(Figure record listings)
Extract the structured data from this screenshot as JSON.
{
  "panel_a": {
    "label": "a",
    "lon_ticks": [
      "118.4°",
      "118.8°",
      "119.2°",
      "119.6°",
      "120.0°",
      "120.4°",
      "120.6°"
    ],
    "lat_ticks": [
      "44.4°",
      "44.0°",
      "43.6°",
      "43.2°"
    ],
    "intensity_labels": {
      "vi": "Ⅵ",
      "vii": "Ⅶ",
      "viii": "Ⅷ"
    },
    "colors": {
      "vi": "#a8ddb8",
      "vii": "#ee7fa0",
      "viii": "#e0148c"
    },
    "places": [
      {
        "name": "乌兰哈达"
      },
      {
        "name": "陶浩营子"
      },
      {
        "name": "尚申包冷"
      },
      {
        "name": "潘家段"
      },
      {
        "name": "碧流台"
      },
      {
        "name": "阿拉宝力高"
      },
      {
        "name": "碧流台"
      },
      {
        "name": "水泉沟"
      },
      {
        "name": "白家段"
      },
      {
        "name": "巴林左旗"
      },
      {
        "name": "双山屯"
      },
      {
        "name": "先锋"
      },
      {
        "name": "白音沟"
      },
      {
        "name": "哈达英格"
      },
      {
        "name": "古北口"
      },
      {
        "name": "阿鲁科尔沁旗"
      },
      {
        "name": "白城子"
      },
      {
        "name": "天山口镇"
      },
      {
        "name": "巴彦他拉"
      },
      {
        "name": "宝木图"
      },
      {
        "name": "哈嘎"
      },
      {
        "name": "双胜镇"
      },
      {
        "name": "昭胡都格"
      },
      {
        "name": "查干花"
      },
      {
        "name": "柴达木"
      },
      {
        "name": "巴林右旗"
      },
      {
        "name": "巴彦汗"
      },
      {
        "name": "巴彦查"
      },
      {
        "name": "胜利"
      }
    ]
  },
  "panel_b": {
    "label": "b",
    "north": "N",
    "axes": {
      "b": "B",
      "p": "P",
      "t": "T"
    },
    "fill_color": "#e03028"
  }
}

Task:
Nothing in the data may differ; print all of it exactly as written.

Complete answer:
Extract the structured data from this screenshot as JSON.
{
  "panel_a": {
    "label": "a",
    "lon_ticks": [
      "118.4°",
      "118.8°",
      "119.2°",
      "119.6°",
      "120.0°",
      "120.4°",
      "120.6°"
    ],
    "lat_ticks": [
      "44.4°",
      "44.0°",
      "43.6°",
      "43.2°"
    ],
    "intensity_labels": {
      "vi": "Ⅵ",
      "vii": "Ⅶ",
      "viii": "Ⅷ"
    },
    "colors": {
      "vi": "#a8ddb8",
      "vii": "#ee7fa0",
      "viii": "#e0148c"
    },
    "places": [
      {
        "name": "乌兰哈达"
      },
      {
        "name": "陶浩营子"
      },
      {
        "name": "尚申包冷"
      },
      {
        "name": "潘家段"
      },
      {
        "name": "碧流台"
      },
      {
        "name": "阿拉宝力高"
      },
      {
        "name": "碧流台"
      },
      {
        "name": "水泉沟"
      },
      {
        "name": "白家段"
      },
      {
        "name": "巴林左旗"
      },
      {
        "name": "双山屯"
      },
      {
        "name": "先锋"
      },
      {
        "name": "白音沟"
      },
      {
        "name": "哈达英格"
      },
      {
        "name": "古北口"
      },
      {
        "name": "阿鲁科尔沁旗"
      },
      {
        "name": "白城子"
      },
      {
        "name": "天山口镇"
      },
      {
        "name": "巴彦他拉"
      },
      {
        "name": "宝木图"
      },
      {
        "name": "哈嘎"
      },
      {
        "name": "双胜镇"
      },
      {
        "name": "昭胡都格"
      },
      {
        "name": "查干花"
      },
      {
        "name": "柴达木"
      },
      {
        "name": "巴林右旗"
      },
      {
        "name": "巴彦汗"
      },
      {
        "name": "巴彦查"
      },
      {
        "name": "胜利"
      }
    ]
  },
  "panel_b": {
    "label": "b",
    "north": "N",
    "axes": {
      "b": "B",
      "p": "P",
      "t": "T"
    },
    "fill_color": "#e03028"
  }
}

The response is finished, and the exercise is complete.